▶ [STORED RECORDS]
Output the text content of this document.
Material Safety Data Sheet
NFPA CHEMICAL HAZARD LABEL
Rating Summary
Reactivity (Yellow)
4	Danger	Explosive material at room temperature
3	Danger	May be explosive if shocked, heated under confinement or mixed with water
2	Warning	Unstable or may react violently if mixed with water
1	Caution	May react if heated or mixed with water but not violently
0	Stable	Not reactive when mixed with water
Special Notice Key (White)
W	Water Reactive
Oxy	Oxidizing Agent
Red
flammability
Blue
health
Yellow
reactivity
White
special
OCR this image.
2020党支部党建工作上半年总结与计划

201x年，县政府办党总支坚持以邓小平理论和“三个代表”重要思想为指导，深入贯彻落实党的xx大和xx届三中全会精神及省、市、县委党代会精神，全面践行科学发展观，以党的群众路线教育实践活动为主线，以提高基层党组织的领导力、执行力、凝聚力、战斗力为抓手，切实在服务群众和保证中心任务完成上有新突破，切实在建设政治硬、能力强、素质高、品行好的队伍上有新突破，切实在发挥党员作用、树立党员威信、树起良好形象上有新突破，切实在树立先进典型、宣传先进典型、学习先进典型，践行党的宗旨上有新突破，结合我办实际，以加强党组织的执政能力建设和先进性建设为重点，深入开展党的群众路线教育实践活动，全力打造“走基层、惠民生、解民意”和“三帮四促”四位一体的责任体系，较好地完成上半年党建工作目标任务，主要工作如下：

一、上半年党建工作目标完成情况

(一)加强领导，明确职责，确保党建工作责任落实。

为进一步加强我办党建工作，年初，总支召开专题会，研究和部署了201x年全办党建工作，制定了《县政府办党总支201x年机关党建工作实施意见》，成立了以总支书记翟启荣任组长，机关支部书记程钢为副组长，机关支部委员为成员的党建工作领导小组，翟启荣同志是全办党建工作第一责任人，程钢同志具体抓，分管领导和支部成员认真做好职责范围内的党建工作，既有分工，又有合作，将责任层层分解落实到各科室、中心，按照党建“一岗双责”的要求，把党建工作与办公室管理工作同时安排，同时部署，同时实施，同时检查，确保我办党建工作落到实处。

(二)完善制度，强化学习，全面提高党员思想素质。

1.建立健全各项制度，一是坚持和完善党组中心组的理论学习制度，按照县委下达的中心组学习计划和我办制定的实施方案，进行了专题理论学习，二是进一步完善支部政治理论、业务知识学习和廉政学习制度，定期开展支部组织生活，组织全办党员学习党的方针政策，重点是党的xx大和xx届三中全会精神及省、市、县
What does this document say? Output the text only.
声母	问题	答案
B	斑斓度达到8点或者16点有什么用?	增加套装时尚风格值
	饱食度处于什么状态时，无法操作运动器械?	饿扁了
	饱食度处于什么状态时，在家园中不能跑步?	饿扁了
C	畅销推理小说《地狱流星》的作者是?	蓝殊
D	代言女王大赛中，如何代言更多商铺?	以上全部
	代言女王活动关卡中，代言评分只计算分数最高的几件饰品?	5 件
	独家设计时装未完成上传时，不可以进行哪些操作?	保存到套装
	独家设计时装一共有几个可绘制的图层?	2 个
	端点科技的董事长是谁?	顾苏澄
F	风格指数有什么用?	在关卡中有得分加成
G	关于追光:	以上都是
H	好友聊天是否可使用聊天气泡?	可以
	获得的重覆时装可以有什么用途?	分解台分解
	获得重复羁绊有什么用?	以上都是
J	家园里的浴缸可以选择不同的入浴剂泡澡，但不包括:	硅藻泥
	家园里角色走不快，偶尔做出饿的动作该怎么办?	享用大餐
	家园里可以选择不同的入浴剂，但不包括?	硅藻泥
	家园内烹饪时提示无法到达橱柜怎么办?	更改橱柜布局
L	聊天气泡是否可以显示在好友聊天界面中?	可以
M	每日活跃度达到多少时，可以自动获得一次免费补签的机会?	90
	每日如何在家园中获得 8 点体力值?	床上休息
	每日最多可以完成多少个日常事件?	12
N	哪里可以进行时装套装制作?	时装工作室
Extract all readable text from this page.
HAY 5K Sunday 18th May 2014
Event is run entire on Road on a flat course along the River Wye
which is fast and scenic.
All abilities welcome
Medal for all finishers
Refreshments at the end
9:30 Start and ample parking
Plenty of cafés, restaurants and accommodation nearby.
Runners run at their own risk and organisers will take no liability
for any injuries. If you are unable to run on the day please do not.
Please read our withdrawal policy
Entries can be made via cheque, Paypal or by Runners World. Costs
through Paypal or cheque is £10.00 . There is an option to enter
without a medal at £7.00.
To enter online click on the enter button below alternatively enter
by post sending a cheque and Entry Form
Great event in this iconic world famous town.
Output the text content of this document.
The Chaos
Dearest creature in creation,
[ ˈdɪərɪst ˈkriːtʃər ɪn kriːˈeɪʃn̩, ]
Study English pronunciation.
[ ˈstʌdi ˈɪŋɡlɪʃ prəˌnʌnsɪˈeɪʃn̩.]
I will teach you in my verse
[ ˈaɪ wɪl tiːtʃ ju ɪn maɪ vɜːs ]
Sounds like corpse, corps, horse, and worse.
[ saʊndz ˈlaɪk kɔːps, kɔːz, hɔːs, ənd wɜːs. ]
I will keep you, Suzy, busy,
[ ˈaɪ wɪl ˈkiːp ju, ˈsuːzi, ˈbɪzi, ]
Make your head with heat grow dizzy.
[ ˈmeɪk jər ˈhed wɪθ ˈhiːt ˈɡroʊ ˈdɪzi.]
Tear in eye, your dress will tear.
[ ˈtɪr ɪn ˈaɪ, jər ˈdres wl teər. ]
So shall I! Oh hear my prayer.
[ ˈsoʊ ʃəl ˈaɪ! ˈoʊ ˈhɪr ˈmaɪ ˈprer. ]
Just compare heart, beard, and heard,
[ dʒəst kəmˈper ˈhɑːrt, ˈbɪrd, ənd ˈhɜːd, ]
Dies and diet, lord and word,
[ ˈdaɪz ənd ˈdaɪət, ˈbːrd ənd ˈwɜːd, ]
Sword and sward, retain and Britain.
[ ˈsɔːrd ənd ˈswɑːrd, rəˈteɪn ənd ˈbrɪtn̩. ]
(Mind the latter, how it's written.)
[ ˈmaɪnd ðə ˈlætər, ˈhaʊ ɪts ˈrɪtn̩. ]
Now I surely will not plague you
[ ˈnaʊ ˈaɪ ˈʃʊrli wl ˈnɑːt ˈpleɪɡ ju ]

▶ [EXERCISE TASK]
Send back every record, precisely as written.

▶ [PROBLEM SOLUTION]
Output the text content of this document.
Material Safety Data Sheet
NFPA CHEMICAL HAZARD LABEL
Rating Summary
Reactivity (Yellow)
4	Danger	Explosive material at room temperature
3	Danger	May be explosive if shocked, heated under confinement or mixed with water
2	Warning	Unstable or may react violently if mixed with water
1	Caution	May react if heated or mixed with water but not violently
0	Stable	Not reactive when mixed with water
Special Notice Key (White)
W	Water Reactive
Oxy	Oxidizing Agent
Red
flammability
Blue
health
Yellow
reactivity
White
special
OCR this image.
2020党支部党建工作上半年总结与计划

201x年，县政府办党总支坚持以邓小平理论和“三个代表”重要思想为指导，深入贯彻落实党的xx大和xx届三中全会精神及省、市、县委党代会精神，全面践行科学发展观，以党的群众路线教育实践活动为主线，以提高基层党组织的领导力、执行力、凝聚力、战斗力为抓手，切实在服务群众和保证中心任务完成上有新突破，切实在建设政治硬、能力强、素质高、品行好的队伍上有新突破，切实在发挥党员作用、树立党员威信、树起良好形象上有新突破，切实在树立先进典型、宣传先进典型、学习先进典型，践行党的宗旨上有新突破，结合我办实际，以加强党组织的执政能力建设和先进性建设为重点，深入开展党的群众路线教育实践活动，全力打造“走基层、惠民生、解民意”和“三帮四促”四位一体的责任体系，较好地完成上半年党建工作目标任务，主要工作如下：

一、上半年党建工作目标完成情况

(一)加强领导，明确职责，确保党建工作责任落实。

为进一步加强我办党建工作，年初，总支召开专题会，研究和部署了201x年全办党建工作，制定了《县政府办党总支201x年机关党建工作实施意见》，成立了以总支书记翟启荣任组长，机关支部书记程钢为副组长，机关支部委员为成员的党建工作领导小组，翟启荣同志是全办党建工作第一责任人，程钢同志具体抓，分管领导和支部成员认真做好职责范围内的党建工作，既有分工，又有合作，将责任层层分解落实到各科室、中心，按照党建“一岗双责”的要求，把党建工作与办公室管理工作同时安排，同时部署，同时实施，同时检查，确保我办党建工作落到实处。

(二)完善制度，强化学习，全面提高党员思想素质。

1.建立健全各项制度，一是坚持和完善党组中心组的理论学习制度，按照县委下达的中心组学习计划和我办制定的实施方案，进行了专题理论学习，二是进一步完善支部政治理论、业务知识学习和廉政学习制度，定期开展支部组织生活，组织全办党员学习党的方针政策，重点是党的xx大和xx届三中全会精神及省、市、县
What does this document say? Output the text only.
声母	问题	答案
B	斑斓度达到8点或者16点有什么用?	增加套装时尚风格值
	饱食度处于什么状态时，无法操作运动器械?	饿扁了
	饱食度处于什么状态时，在家园中不能跑步?	饿扁了
C	畅销推理小说《地狱流星》的作者是?	蓝殊
D	代言女王大赛中，如何代言更多商铺?	以上全部
	代言女王活动关卡中，代言评分只计算分数最高的几件饰品?	5 件
	独家设计时装未完成上传时，不可以进行哪些操作?	保存到套装
	独家设计时装一共有几个可绘制的图层?	2 个
	端点科技的董事长是谁?	顾苏澄
F	风格指数有什么用?	在关卡中有得分加成
G	关于追光:	以上都是
H	好友聊天是否可使用聊天气泡?	可以
	获得的重覆时装可以有什么用途?	分解台分解
	获得重复羁绊有什么用?	以上都是
J	家园里的浴缸可以选择不同的入浴剂泡澡，但不包括:	硅藻泥
	家园里角色走不快，偶尔做出饿的动作该怎么办?	享用大餐
	家园里可以选择不同的入浴剂，但不包括?	硅藻泥
	家园内烹饪时提示无法到达橱柜怎么办?	更改橱柜布局
L	聊天气泡是否可以显示在好友聊天界面中?	可以
M	每日活跃度达到多少时，可以自动获得一次免费补签的机会?	90
	每日如何在家园中获得 8 点体力值?	床上休息
	每日最多可以完成多少个日常事件?	12
N	哪里可以进行时装套装制作?	时装工作室
Extract all readable text from this page.
HAY 5K Sunday 18th May 2014
Event is run entire on Road on a flat course along the River Wye
which is fast and scenic.
All abilities welcome
Medal for all finishers
Refreshments at the end
9:30 Start and ample parking
Plenty of cafés, restaurants and accommodation nearby.
Runners run at their own risk and organisers will take no liability
for any injuries. If you are unable to run on the day please do not.
Please read our withdrawal policy
Entries can be made via cheque, Paypal or by Runners World. Costs
through Paypal or cheque is £10.00 . There is an option to enter
without a medal at £7.00.
To enter online click on the enter button below alternatively enter
by post sending a cheque and Entry Form
Great event in this iconic world famous town.
Output the text content of this document.
The Chaos
Dearest creature in creation,
[ ˈdɪərɪst ˈkriːtʃər ɪn kriːˈeɪʃn̩, ]
Study English pronunciation.
[ ˈstʌdi ˈɪŋɡlɪʃ prəˌnʌnsɪˈeɪʃn̩.]
I will teach you in my verse
[ ˈaɪ wɪl tiːtʃ ju ɪn maɪ vɜːs ]
Sounds like corpse, corps, horse, and worse.
[ saʊndz ˈlaɪk kɔːps, kɔːz, hɔːs, ənd wɜːs. ]
I will keep you, Suzy, busy,
[ ˈaɪ wɪl ˈkiːp ju, ˈsuːzi, ˈbɪzi, ]
Make your head with heat grow dizzy.
[ ˈmeɪk jər ˈhed wɪθ ˈhiːt ˈɡroʊ ˈdɪzi.]
Tear in eye, your dress will tear.
[ ˈtɪr ɪn ˈaɪ, jər ˈdres wl teər. ]
So shall I! Oh hear my prayer.
[ ˈsoʊ ʃəl ˈaɪ! ˈoʊ ˈhɪr ˈmaɪ ˈprer. ]
Just compare heart, beard, and heard,
[ dʒəst kəmˈper ˈhɑːrt, ˈbɪrd, ənd ˈhɜːd, ]
Dies and diet, lord and word,
[ ˈdaɪz ənd ˈdaɪət, ˈbːrd ənd ˈwɜːd, ]
Sword and sward, retain and Britain.
[ ˈsɔːrd ənd ˈswɑːrd, rəˈteɪn ənd ˈbrɪtn̩. ]
(Mind the latter, how it's written.)
[ ˈmaɪnd ðə ˈlætər, ˈhaʊ ɪts ˈrɪtn̩. ]
Now I surely will not plague you
[ ˈnaʊ ˈaɪ ˈʃʊrli wl ˈnɑːt ˈpleɪɡ ju ]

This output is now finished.